What you are asked to do =>
Beneath this sentence is a listing. Return its lines from the one containing "Read all visible" through the last, exactly, and omit the pictures.

Data in this exercise =>
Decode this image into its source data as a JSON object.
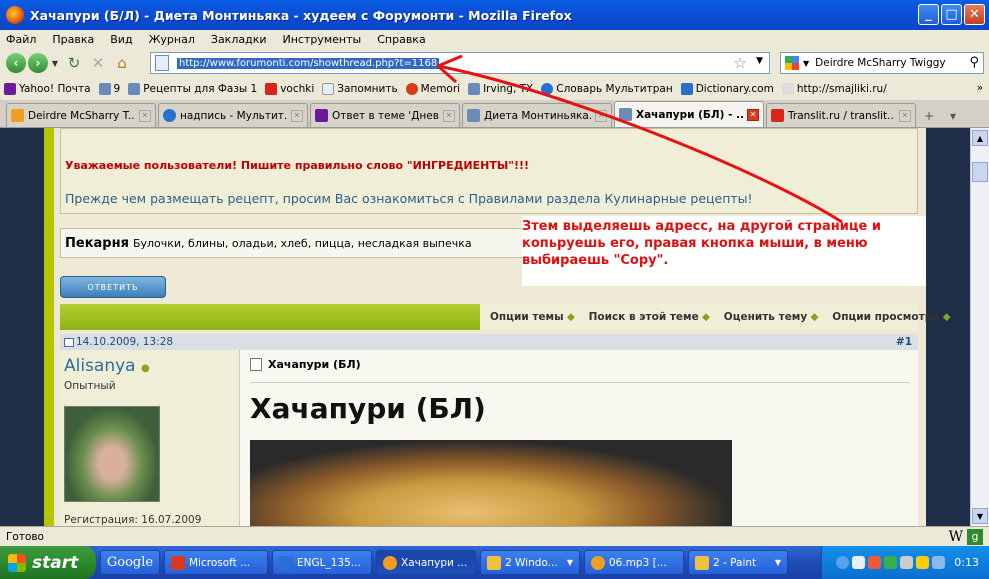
{
  "window": {
    "title": "Хачапури (Б/Л) - Диета Монтиньяка - худеем с Форумонти - Mozilla Firefox",
    "buttons": [
      "_",
      "□",
      "✕"
    ]
  },
  "menu": [
    "Файл",
    "Правка",
    "Вид",
    "Журнал",
    "Закладки",
    "Инструменты",
    "Справка"
  ],
  "nav": {
    "url": "http://www.forumonti.com/showthread.php?t=1168",
    "search_value": "Deirdre McSharry Twiggy"
  },
  "bookmarks": [
    {
      "label": "Yahoo! Почта",
      "color": "#6a1b9a"
    },
    {
      "label": "9",
      "color": "#6b8bb8"
    },
    {
      "label": "Рецепты для Фазы 1",
      "color": "#6b8bb8"
    },
    {
      "label": "vochki",
      "color": "#d9231c"
    },
    {
      "label": "Запомнить",
      "color": "#e6eefa"
    },
    {
      "label": "Memori",
      "color": "#d9391c"
    },
    {
      "label": "Irving, TX",
      "color": "#6b8bb8"
    },
    {
      "label": "Словарь Мультитран",
      "color": "#2a6fd0"
    },
    {
      "label": "Dictionary.com",
      "color": "#2a6fd0"
    },
    {
      "label": "http://smajliki.ru/",
      "color": "#777777"
    }
  ],
  "tabs": [
    {
      "label": "Deirdre McSharry T...",
      "color": "#f0a020",
      "active": false
    },
    {
      "label": "надпись - Мультит...",
      "color": "#2a6fd0",
      "active": false
    },
    {
      "label": "Ответ в теме 'Днев...",
      "color": "#6a1b9a",
      "active": false
    },
    {
      "label": "Диета Монтиньяка...",
      "color": "#6b8bb8",
      "active": false
    },
    {
      "label": "Хачапури (БЛ) - ...",
      "color": "#6b8bb8",
      "active": true
    },
    {
      "label": "Translit.ru / translit....",
      "color": "#d9231c",
      "active": false
    }
  ],
  "page": {
    "warning": "Уважаемые пользователи! Пишите правильно слово \"ИНГРЕДИЕНТЫ\"!!!",
    "rules_notice": "Прежде чем размещать рецепт, просим Вас ознакомиться с Правилами раздела Кулинарные рецепты!",
    "forum_name": "Пекарня",
    "forum_desc": "Булочки, блины, оладьи, хлеб, пицца, несладкая выпечка",
    "reply_button": "ОТВЕТИТЬ",
    "thread_options": [
      "Опции темы",
      "Поиск в этой теме",
      "Оценить тему",
      "Опции просмотра"
    ],
    "post_date": "14.10.2009, 13:28",
    "post_number": "#1",
    "username": "Alisanya",
    "user_rank": "Опытный",
    "registration": "Регистрация: 16.07.2009",
    "post_title_small": "Хачапури (БЛ)",
    "post_title_large": "Хачапури (БЛ)"
  },
  "annotation": "Зтем выделяешь адресс, на другой странице и копьруешь его, правая кнопка мыши, в меню выбираешь \"Copy\".",
  "status": "Готово",
  "taskbar": {
    "start": "start",
    "items": [
      {
        "label": "Google",
        "active": false,
        "color": "#ffffff"
      },
      {
        "label": "Microsoft ...",
        "active": false,
        "color": "#d9391c"
      },
      {
        "label": "ENGL_135...",
        "active": false,
        "color": "#2a6fd0"
      },
      {
        "label": "Хачапури ...",
        "active": true,
        "color": "#f0a020"
      },
      {
        "label": "2 Windo...",
        "active": false,
        "color": "#f0c040"
      },
      {
        "label": "06.mp3 [...",
        "active": false,
        "color": "#f0a020"
      },
      {
        "label": "2 - Paint",
        "active": false,
        "color": "#f0c040"
      }
    ],
    "clock": "0:13"
  }
}
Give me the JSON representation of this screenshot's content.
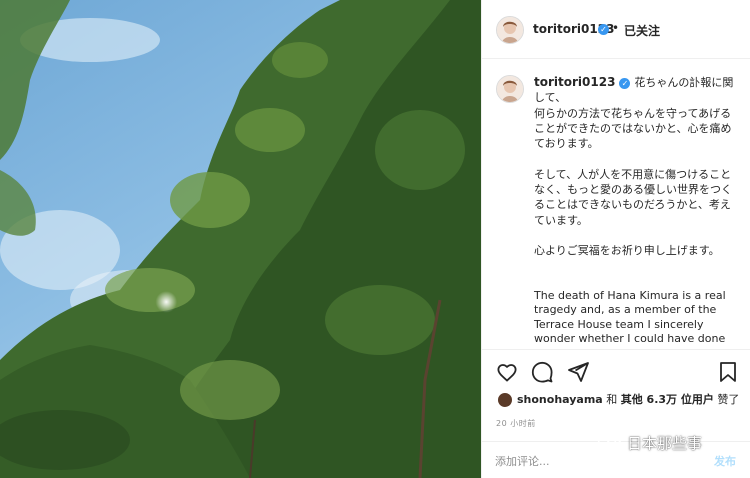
{
  "post": {
    "username": "toritori0123",
    "follow_status": "已关注",
    "caption_ja_1": "花ちゃんの訃報に関して、\n何らかの方法で花ちゃんを守ってあげることができたのではないかと、心を痛めております。",
    "caption_ja_2": "そして、人が人を不用意に傷つけることなく、もっと愛のある優しい世界をつくることはできないものだろうかと、考えています。",
    "caption_ja_3": "心よりご冥福をお祈り申し上げます。",
    "caption_en": "The death of Hana Kimura is a real tragedy and, as a member of the Terrace House team I sincerely wonder whether I could have done"
  },
  "likes": {
    "liker": "shonohayama",
    "text_mid": "和",
    "count_text": "其他 6.3万 位用户",
    "suffix": "赞了"
  },
  "timestamp": "20 小时前",
  "comment": {
    "placeholder": "添加评论...",
    "post_label": "发布"
  },
  "watermark": "日本那些事",
  "icons": {
    "like": "heart-icon",
    "comment": "comment-icon",
    "share": "share-icon",
    "save": "bookmark-icon",
    "verified": "verified-badge-icon"
  },
  "colors": {
    "verified": "#3897f0",
    "text": "#262626",
    "muted": "#8e8e8e",
    "post_disabled": "#b2dffc"
  }
}
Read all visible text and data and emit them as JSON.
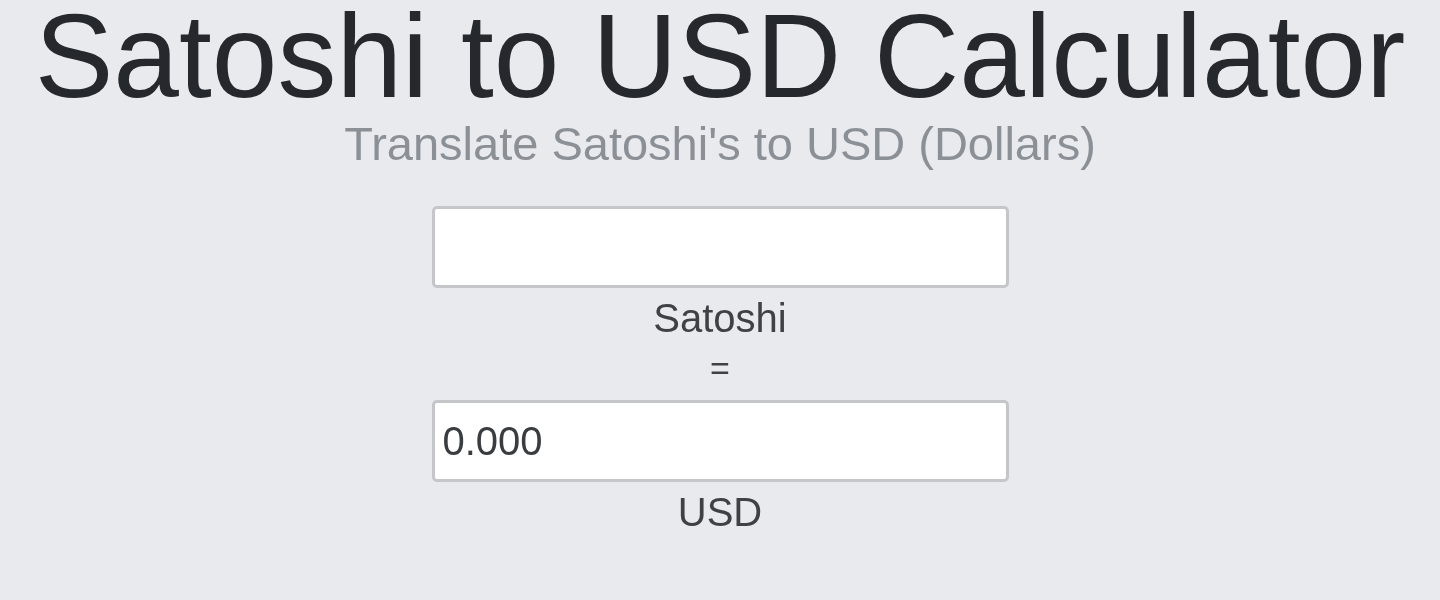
{
  "title": "Satoshi to USD Calculator",
  "subtitle": "Translate Satoshi's to USD (Dollars)",
  "converter": {
    "input": {
      "label": "Satoshi"
    },
    "equals": "=",
    "output": {
      "value": "0.000",
      "label": "USD"
    }
  }
}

Written response =>
Read all visible text and data and emit them as JSON.
{
  "title": "Satoshi to USD Calculator",
  "subtitle": "Translate Satoshi's to USD (Dollars)",
  "converter": {
    "input": {
      "label": "Satoshi"
    },
    "equals": "=",
    "output": {
      "value": "0.000",
      "label": "USD"
    }
  }
}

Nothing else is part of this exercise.